Take each line that has the word "would" and return it.

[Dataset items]
------------------------------------------------------------------------
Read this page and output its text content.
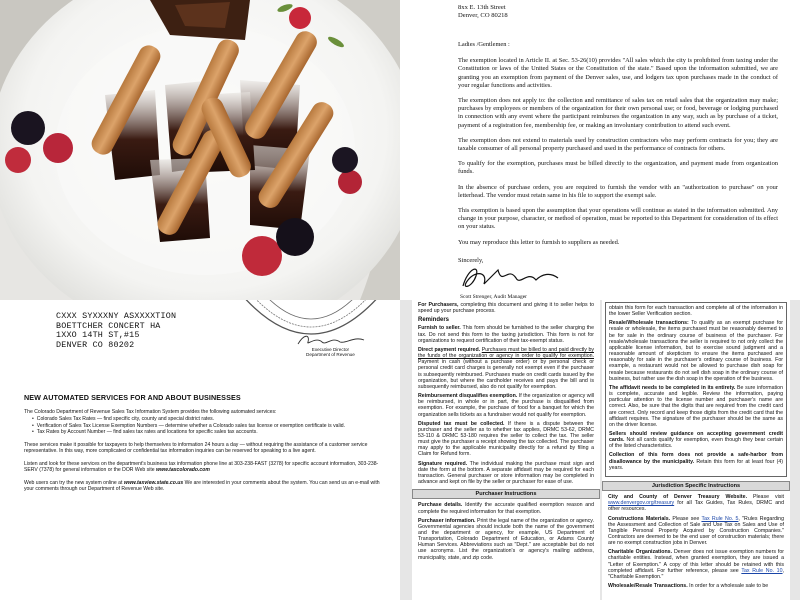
8xx E. 13th Street
Denver, CO 80218
Ladies /Gentlemen :

The exemption located in Article II. at Sec. 53-26(10) provides "All sales which the city is prohibited from taxing under the Constitution or laws of the United States or the Constitution of the state." Based upon the information submitted, we are granting you an exemption from payment of the Denver sales, use, and lodgers tax upon purchases made in the conduct of your regular functions and activities.

The exemption does not apply to: the collection and remittance of sales tax on retail sales that the organization may make; purchases by employees or members of the organization for their own personal use; or food, beverage or lodging purchased in connection with any event where the participant reimburses the organization in any way, such as by purchase of a ticket, payment of a registration fee, membership fee, or making an involuntary contribution to attend such event.

The exemption does not extend to materials used by construction contractors who may perform contracts for you; they are taxable consumer of all personal property purchased and used in the performance of contracts for others.

To qualify for the exemption, purchases must be billed directly to the organization, and payment made from organization funds.

In the absence of purchase orders, you are required to furnish the vendor with an "authorization to purchase" on your letterhead. The vendor must retain same in his file to support the exempt sale.

This exemption is based upon the assumption that your operations will continue as stated in the information submitted. Any change in your purpose, character, or method of operation, must be reported to this Department for consideration of its effect on your status.

You may reproduce this letter to furnish to suppliers as needed.

Sincerely,
Scott Strenger, Audit Manager
CXXX SYXXXNY ASXXXXTION
BOETTCHER CONCERT HA
1XXO 14TH ST,#15
DENVER CO 80202	Executive Director
Department of Revenue
NEW AUTOMATED SERVICES FOR AND ABOUT BUSINESSES

The Colorado Department of Revenue Sales Tax Information System provides the following automated services:

• Colorado Sales Tax Rates — find specific city, county and special district rates.
• Verification of Sales Tax License Exemption Numbers — determine whether a Colorado sales tax license or exemption certificate is valid.
• Tax Rates by Account Number — find sales tax rates and locations for specific sales tax accounts.

These services make it possible for taxpayers to help themselves to information 24 hours a day — without requiring the assistance of a customer service representative. In this way, more complicated or confidential tax information inquiries can be reserved for speaking to a live agent.

Listen and look for these services on the department's business tax information phone line at 303-238-FAST (3278) for specific account information, 303-238-SERV (7378) for general information or the DOR Web site www.taxcolorado.com

Web users can try the new system online at www.taxview.state.co.us We are interested in your comments about the system. You can send us an e-mail with your comments through our Department of Revenue Web site.

For Purchasers, completing this document and giving it to seller helps to speed up your purchase process.

Reminders

Furnish to seller. This form should be furnished to the seller charging the tax. Do not send this form to the taxing jurisdiction. This form is not for organizations to request certification of their tax-exempt status.

Direct payment required. Purchases must be billed to and paid directly by the funds of the organization or agency in order to qualify for exemption. Payment in cash (without a purchase order) or by personal check or personal credit card charges is generally not exempt even if the purchaser is subsequently reimbursed. Purchases made on credit cards issued by the organization, but where the cardholder receives and pays the bill and is subsequently reimbursed, also do not qualify for exemption.

Reimbursement disqualifies exemption. If the organization or agency will be reimbursed, in whole or in part, the purchase is disqualified from exemption. For example, the purchase of food for a banquet for which the organization sells tickets as a fundraiser would not qualify for exemption.

Disputed tax must be collected. If there is a dispute between the purchaser and the seller as to whether tax applies, DRMC 53-62, DRMC 53-110 & DRMC 53-180 requires the seller to collect the tax. The seller must give the purchaser a receipt showing the tax collected. The purchaser may apply to the applicable municipality directly for a refund by filing a Claim for Refund form.

Signature required. The individual making the purchase must sign and date the form at the bottom. A separate affidavit may be required for each transaction. General purchaser or store information may be completed in advance and kept on file by the seller or purchaser for ease of use.

Purchaser Instructions

Purchase details. Identify the accurate qualified exemption reason and complete the required information for that exemption.

Purchaser information. Print the legal name of the organization or agency. Governmental agencies should include both the name of the government and the department or agency, for example, US Department of Transportation, Colorado Department of Education, or Adams County Human Services. Abbreviations such as "Dept." are acceptable but do not use acronyms. List the organization's or agency's mailing address, municipality, state, and zip code.

obtain this form for each transaction and complete all of the information in the lower Seller Verification section.

Resale/Wholesale transactions: To qualify as an exempt purchase for resale or wholesale, the items purchased must be reasonably deemed to be for sale in the ordinary course of business of the purchaser. For resale/wholesale transactions the seller is required to not only collect the applicable license information, but to exercise sound judgment and a reasonable amount of skepticism to ensure the items purchased are reasonably for sale in the purchaser's ordinary course of business. For example, a restaurant would not be allowed to purchase dish soap for resale because restaurants do not sell dish soap in the ordinary course of business, but rather use the dish soap in the operation of the business.

The affidavit needs to be completed in its entirety. Be sure information is complete, accurate and legible. Review the information, paying particular attention to the license number and purchaser's name are correct. Also, be sure that the digits that are required from the credit card are correct. Only record and keep those digits from the credit card that the affidavit requires. The signature of the purchaser should be the same as on the driver license.

Sellers should review guidance on accepting government credit cards. Not all cards qualify for exemption, even though they bear certain of the listed characteristics.

Collection of this form does not provide a safe-harbor from disallowance by the municipality. Retain this form for at least four (4) years.

Jurisdiction Specific Instructions

City and County of Denver Treasury Website. Please visit www.denvergov.org/treasury for all Tax Guides, Tax Rules, DRMC and other resources.

Constructions Materials. Please see Tax Rule No. 5, "Rules Regarding the Assessment and Collection of Sale and Use Tax on Sales and Use of Tangible Personal Property Acquired by Construction Companies." Contractors are deemed to be the end user of construction materials; there are no exempt construction jobs in Denver.

Charitable Organizations. Denver does not issue exemption numbers for charitable entities. Instead, when granted exemption, they are issued a "Letter of Exemption." A copy of this letter should be retained with this completed affidavit. For further reference, please see Tax Rule No. 10, "Charitable Exemption."

Wholesale/Resale Transactions. In order for a wholesale sale to be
------------------------------------------------------------------------
* **Output of the exercise**:
Reimbursement disqualifies exemption. If the organization or agency will be reimbursed, in whole or in part, the purchase is disqualified from exemption. For example, the purchase of food for a banquet for which the organization sells tickets as a fundraiser would not qualify for exemption.
Resale/Wholesale transactions: To qualify as an exempt purchase for resale or wholesale, the items purchased must be reasonably deemed to be for sale in the ordinary course of business of the purchaser. For resale/wholesale transactions the seller is required to not only collect the applicable license information, but to exercise sound judgment and a reasonable amount of skepticism to ensure the items purchased are reasonably for sale in the purchaser's ordinary course of business. For example, a restaurant would not be allowed to purchase dish soap for resale because restaurants do not sell dish soap in the ordinary course of business, but rather use the dish soap in the operation of the business.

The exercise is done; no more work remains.